◆ What you should do:
Output the data below in full, character for character.
■ ■ ■
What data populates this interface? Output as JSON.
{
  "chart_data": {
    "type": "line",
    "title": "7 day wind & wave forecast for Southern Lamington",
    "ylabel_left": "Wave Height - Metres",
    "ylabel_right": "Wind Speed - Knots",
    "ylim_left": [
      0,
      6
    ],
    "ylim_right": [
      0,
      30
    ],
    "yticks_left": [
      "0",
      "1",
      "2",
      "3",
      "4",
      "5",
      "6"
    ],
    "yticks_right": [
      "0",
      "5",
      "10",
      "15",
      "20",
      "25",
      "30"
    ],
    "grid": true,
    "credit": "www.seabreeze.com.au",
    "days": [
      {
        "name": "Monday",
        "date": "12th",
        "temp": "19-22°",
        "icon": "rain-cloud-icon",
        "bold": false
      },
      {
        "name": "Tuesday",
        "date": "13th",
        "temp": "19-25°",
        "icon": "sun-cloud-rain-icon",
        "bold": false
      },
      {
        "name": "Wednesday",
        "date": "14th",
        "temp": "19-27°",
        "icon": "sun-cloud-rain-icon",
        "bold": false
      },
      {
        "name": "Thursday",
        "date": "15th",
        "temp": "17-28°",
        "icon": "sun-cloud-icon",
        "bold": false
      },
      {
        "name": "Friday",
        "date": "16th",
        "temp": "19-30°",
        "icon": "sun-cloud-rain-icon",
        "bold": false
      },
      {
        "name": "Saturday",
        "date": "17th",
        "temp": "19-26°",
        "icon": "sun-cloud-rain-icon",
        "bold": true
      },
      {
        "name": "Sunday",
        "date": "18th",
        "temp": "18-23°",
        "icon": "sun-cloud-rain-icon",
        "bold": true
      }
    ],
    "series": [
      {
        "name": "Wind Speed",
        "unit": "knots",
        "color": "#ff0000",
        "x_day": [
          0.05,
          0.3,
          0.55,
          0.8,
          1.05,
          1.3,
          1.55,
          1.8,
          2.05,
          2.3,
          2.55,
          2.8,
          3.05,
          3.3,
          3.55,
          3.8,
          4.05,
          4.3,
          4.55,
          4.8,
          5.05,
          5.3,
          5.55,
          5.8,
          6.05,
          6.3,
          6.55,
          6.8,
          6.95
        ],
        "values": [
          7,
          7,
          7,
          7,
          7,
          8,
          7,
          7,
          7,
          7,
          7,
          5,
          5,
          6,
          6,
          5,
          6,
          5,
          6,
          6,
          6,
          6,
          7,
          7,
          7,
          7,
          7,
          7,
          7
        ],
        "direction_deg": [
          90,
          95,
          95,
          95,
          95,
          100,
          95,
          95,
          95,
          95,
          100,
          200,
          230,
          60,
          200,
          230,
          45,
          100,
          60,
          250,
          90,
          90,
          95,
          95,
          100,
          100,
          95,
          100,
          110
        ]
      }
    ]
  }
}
■ ■ ■
◆ Result:
What data populates this interface? Output as JSON.
{
  "chart_data": {
    "type": "line",
    "title": "7 day wind & wave forecast for Southern Lamington",
    "ylabel_left": "Wave Height - Metres",
    "ylabel_right": "Wind Speed - Knots",
    "ylim_left": [
      0,
      6
    ],
    "ylim_right": [
      0,
      30
    ],
    "yticks_left": [
      "0",
      "1",
      "2",
      "3",
      "4",
      "5",
      "6"
    ],
    "yticks_right": [
      "0",
      "5",
      "10",
      "15",
      "20",
      "25",
      "30"
    ],
    "grid": true,
    "credit": "www.seabreeze.com.au",
    "days": [
      {
        "name": "Monday",
        "date": "12th",
        "temp": "19-22°",
        "icon": "rain-cloud-icon",
        "bold": false
      },
      {
        "name": "Tuesday",
        "date": "13th",
        "temp": "19-25°",
        "icon": "sun-cloud-rain-icon",
        "bold": false
      },
      {
        "name": "Wednesday",
        "date": "14th",
        "temp": "19-27°",
        "icon": "sun-cloud-rain-icon",
        "bold": false
      },
      {
        "name": "Thursday",
        "date": "15th",
        "temp": "17-28°",
        "icon": "sun-cloud-icon",
        "bold": false
      },
      {
        "name": "Friday",
        "date": "16th",
        "temp": "19-30°",
        "icon": "sun-cloud-rain-icon",
        "bold": false
      },
      {
        "name": "Saturday",
        "date": "17th",
        "temp": "19-26°",
        "icon": "sun-cloud-rain-icon",
        "bold": true
      },
      {
        "name": "Sunday",
        "date": "18th",
        "temp": "18-23°",
        "icon": "sun-cloud-rain-icon",
        "bold": true
      }
    ],
    "series": [
      {
        "name": "Wind Speed",
        "unit": "knots",
        "color": "#ff0000",
        "x_day": [
          0.05,
          0.3,
          0.55,
          0.8,
          1.05,
          1.3,
          1.55,
          1.8,
          2.05,
          2.3,
          2.55,
          2.8,
          3.05,
          3.3,
          3.55,
          3.8,
          4.05,
          4.3,
          4.55,
          4.8,
          5.05,
          5.3,
          5.55,
          5.8,
          6.05,
          6.3,
          6.55,
          6.8,
          6.95
        ],
        "values": [
          7,
          7,
          7,
          7,
          7,
          8,
          7,
          7,
          7,
          7,
          7,
          5,
          5,
          6,
          6,
          5,
          6,
          5,
          6,
          6,
          6,
          6,
          7,
          7,
          7,
          7,
          7,
          7,
          7
        ],
        "direction_deg": [
          90,
          95,
          95,
          95,
          95,
          100,
          95,
          95,
          95,
          95,
          100,
          200,
          230,
          60,
          200,
          230,
          45,
          100,
          60,
          250,
          90,
          90,
          95,
          95,
          100,
          100,
          95,
          100,
          110
        ]
      }
    ]
  }
}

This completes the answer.